» Given passage:

%%

Figure 10. Ephemeris match value for 210 KOI-TCE matches with a criterion value less than 1, sorted into descending order. A total of 3599 had an ephemeris match criterion value of 1.0.

Standard image High-resolution image

This means that TPS failed to detect 406 of the KOIs in this set. Figure 11 shows the distribution of KOI depth, KOI S/N, and KOI period (as given in the table at the NASA Exoplanet Archive). The majority of these missed KOIs are low S/N events skewed toward long period. A concerted effort is underway to tune the vetoes previously discussed, which should result in the recovery of these KOIs.

Figure 11.

Figure 11. Parameter distribution of KOIs that were not detected. Note the use of logarithmic horizontal axes.

Standard image High-resolution image

On the 3196 targets with KOIs in this set, there were 280 TCEs that did not match with a KOI (in this set). Figure 12 shows the distribution of MES and period of the TCEs. These are primarily low MES events skewed toward short period. Expanding the set of KOIs to include every KOI (no matter what the disposition) shows that 51 of the 280 match a KOI labeled as a false positive or a KOI that has not yet been dispositioned. This leaves a total of 229 TCEs that do not match a KOI on the 3196 targets. Note that some of these new TCE's may actually have been found in previous runs but were excluded from becoming KOIs by the TCERT process. No effort has been made to trim those out since this is a new data set and a fresh look should be taken at them by TCERT. These new TCE's (along with all the other TCEs) will be vetted by TCERT soon for dispositioning. Some of them may become new KOIs. These 229 new TCEs will be briefly analyzed below in Section 4.

Figure 12.

Figure 12. Distribution of TCE MES and periods plotted logarithmically for 280 unmatched TCEs.

Standard image High-resolution image

3.1.3. Conclusion of TCE-KOI Comparison

TPS recovered $\;90.3$% of the KOIs in the full set of vetted KOIs labeled as being planet candidates or confirmed candidates. On the set of "golden KOIs," TPS detected 99.1%. The missed KOIs were overlooked by TPS largely due to the overly aggressive thresholds imposed on the veto statistics.11 We have successfully eliminated a majority of the long period false alarms and recovered a majority of the lost short period detections presented in Tenenbaum et al. (2014). This is the first time the statistical bootstrap has been implemented and used as a veto inside of TPS and the analysis of these results has served to illuminate the fact that this veto, and the others, need to be tuned through transit injection and studied for other potential improvements. We firmly believe a balance can be made whereby we can recover the missing KOIs presented here, but still reject the long period false alarms that have been an issue in the past. This, along with further mitigation of spurious long period false alarms, will constitute a bulk of remaining effort in TPS as the Kepler primary mission comes to a close. The full list of 20,367 Q1–Q17 TCEs found and analyzed in this processing run have been exported to, and will be maintained by, the NASA Exoplanet Archive.

%%

» Dataset rows:
%%

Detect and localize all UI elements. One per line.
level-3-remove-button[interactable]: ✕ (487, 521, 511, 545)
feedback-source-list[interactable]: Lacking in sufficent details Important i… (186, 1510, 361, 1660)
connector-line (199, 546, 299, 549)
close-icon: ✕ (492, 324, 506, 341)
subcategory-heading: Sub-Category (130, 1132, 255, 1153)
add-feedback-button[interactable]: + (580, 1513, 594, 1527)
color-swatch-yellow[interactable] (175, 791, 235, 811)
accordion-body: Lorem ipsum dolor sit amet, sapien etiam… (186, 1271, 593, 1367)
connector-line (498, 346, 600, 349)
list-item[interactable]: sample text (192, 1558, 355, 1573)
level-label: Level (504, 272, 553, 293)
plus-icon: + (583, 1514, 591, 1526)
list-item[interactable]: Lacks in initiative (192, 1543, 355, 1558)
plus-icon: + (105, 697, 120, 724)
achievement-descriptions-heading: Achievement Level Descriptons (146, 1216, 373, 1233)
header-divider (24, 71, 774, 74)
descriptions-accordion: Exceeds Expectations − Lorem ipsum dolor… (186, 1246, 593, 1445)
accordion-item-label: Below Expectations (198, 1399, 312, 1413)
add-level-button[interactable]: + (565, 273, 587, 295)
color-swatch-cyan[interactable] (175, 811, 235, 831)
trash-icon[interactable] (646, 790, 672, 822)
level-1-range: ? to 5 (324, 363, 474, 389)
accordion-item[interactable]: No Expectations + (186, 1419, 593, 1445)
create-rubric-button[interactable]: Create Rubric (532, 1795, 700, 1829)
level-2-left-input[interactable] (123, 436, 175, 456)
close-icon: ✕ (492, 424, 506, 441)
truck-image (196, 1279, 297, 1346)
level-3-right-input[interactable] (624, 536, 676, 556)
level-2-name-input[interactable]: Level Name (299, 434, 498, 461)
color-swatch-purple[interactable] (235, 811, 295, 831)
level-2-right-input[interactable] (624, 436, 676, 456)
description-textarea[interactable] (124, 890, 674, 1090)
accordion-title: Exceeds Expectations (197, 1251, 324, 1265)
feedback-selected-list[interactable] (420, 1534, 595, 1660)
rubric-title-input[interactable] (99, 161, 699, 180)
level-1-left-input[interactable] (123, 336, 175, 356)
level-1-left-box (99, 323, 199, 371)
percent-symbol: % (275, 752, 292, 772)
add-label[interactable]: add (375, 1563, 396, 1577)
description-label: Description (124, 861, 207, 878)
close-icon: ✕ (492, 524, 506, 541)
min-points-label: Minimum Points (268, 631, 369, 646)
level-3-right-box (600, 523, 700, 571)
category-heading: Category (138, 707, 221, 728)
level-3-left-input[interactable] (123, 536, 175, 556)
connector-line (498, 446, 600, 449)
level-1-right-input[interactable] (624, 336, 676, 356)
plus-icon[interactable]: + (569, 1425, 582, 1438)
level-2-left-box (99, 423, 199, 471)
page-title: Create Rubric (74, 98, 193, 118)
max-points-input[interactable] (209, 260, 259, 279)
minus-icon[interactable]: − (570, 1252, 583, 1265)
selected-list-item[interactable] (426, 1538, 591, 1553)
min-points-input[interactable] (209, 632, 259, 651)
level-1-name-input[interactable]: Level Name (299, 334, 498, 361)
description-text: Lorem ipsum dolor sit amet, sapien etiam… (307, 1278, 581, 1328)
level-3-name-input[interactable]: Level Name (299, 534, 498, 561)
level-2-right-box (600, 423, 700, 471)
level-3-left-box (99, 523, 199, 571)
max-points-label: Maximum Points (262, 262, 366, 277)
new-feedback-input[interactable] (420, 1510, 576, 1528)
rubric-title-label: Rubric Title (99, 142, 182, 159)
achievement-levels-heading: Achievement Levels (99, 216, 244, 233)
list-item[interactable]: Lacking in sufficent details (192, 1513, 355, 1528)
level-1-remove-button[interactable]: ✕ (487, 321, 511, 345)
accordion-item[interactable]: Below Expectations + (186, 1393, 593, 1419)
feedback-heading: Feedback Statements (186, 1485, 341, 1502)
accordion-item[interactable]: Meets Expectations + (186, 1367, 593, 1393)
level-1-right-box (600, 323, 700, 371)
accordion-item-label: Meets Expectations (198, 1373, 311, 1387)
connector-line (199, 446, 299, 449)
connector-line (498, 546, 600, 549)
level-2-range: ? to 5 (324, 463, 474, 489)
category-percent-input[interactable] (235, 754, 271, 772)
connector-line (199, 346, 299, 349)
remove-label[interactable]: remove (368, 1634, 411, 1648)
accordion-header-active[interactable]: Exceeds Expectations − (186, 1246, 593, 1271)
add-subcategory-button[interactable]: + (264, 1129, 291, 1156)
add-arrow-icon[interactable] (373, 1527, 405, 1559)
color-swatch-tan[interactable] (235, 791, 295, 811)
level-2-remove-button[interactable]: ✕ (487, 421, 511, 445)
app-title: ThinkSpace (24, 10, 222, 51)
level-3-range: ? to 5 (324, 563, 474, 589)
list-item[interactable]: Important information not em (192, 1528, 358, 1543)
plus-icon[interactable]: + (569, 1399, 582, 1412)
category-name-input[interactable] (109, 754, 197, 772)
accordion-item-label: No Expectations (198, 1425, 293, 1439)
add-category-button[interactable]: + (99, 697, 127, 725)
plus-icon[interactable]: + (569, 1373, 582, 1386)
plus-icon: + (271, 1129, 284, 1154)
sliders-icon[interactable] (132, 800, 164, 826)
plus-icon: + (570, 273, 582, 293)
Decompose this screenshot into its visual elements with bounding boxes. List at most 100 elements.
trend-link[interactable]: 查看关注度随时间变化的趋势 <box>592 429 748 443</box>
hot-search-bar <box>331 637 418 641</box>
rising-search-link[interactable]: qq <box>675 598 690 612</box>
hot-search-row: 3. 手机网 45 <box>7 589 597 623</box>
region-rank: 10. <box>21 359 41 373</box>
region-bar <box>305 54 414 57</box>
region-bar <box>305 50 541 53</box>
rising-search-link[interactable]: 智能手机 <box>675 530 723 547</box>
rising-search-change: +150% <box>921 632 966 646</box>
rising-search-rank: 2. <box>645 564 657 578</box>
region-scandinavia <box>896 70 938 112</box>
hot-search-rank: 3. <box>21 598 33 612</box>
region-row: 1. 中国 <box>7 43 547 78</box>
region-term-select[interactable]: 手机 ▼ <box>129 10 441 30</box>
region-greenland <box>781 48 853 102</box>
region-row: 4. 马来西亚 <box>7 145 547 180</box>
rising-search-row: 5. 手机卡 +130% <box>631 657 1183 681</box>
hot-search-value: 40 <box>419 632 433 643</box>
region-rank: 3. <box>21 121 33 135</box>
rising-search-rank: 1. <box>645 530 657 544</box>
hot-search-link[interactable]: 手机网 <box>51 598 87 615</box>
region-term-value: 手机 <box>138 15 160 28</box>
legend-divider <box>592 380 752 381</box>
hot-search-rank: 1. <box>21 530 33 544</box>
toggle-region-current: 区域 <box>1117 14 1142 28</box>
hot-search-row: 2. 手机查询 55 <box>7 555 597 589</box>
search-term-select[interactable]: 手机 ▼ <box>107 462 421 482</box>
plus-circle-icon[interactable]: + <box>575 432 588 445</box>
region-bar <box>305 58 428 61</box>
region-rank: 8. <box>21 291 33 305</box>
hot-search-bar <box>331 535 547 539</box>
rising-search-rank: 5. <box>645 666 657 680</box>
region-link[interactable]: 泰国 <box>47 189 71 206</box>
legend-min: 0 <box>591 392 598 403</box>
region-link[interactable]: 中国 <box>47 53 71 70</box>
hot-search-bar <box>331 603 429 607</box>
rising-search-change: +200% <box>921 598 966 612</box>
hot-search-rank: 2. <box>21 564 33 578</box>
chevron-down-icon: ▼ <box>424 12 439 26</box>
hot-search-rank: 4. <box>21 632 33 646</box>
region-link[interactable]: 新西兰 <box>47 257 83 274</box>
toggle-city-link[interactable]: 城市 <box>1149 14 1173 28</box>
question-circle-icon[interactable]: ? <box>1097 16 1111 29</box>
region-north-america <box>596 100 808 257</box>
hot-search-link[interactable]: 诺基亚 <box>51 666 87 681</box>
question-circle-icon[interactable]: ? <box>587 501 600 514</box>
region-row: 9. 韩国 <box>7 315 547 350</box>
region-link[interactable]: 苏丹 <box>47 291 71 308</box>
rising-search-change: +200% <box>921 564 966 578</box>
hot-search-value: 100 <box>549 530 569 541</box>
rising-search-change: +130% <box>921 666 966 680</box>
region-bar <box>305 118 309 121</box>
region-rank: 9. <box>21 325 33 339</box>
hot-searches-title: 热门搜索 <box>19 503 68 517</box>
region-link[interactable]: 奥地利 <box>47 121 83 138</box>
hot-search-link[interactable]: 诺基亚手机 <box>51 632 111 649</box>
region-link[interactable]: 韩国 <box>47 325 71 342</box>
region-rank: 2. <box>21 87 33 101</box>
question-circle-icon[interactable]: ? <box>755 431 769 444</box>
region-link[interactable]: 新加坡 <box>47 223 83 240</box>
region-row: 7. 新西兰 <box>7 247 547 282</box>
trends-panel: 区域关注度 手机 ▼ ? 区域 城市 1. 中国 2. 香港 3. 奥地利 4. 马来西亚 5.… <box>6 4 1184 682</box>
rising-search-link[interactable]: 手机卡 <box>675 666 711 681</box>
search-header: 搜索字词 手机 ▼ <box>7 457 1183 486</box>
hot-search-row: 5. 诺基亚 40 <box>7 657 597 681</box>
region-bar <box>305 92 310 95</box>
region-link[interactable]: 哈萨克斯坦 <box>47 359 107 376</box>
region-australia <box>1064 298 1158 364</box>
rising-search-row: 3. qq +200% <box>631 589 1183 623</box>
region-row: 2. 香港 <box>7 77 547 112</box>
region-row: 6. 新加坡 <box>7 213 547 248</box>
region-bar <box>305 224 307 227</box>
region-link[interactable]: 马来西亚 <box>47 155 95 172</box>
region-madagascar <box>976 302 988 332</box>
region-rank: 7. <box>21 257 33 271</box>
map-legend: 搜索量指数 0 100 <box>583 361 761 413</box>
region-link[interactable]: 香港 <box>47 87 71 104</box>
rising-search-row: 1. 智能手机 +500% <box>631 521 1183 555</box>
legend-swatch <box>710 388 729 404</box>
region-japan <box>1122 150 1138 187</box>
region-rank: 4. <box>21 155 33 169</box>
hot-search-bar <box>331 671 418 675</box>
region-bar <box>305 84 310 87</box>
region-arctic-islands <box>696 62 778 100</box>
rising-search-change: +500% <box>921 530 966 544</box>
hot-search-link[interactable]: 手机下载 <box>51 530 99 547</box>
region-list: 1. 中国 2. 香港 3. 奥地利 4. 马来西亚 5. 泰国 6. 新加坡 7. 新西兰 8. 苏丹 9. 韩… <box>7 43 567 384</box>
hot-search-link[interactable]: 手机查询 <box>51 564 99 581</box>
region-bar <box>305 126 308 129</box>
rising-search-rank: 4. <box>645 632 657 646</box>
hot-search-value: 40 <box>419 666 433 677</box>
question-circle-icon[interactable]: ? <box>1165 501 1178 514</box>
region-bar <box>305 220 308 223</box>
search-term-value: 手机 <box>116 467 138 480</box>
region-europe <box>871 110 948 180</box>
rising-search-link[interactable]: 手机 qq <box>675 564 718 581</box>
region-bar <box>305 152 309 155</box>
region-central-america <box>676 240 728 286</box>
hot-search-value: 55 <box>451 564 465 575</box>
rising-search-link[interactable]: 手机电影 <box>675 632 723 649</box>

%%

» What you will do:
**A.** Reproduce the stretch of the TPS passage from "This means that" through "logarithmic horizontal axes.".
**B.** Answer these questions using the TPS passage:
(i) How many of the KOIs in the set did TPS fail to detect?
(ii) On the 3196 targets with KOIs, how many TCEs did not match a KOI in the set?
(iii) What percentage of the "golden KOIs" did TPS detect?
The records are separate material and are unrelated to the TPS passage.

» Responses to the exercise:
**A.**
This means that TPS failed to detect 406 of the KOIs in this set. Figure 11 shows the distribution of KOI depth, KOI S/N, and KOI period (as given in the table at the NASA Exoplanet Archive). The majority of these missed KOIs are low S/N events skewed toward long period. A concerted effort is underway to tune the vetoes previously discussed, which should result in the recovery of these KOIs.

Figure 11.

Figure 11. Parameter distribution of KOIs that were not detected. Note the use of logarithmic horizontal axes.

**B.**
(i) 406
(ii) 280
(iii) 99.1%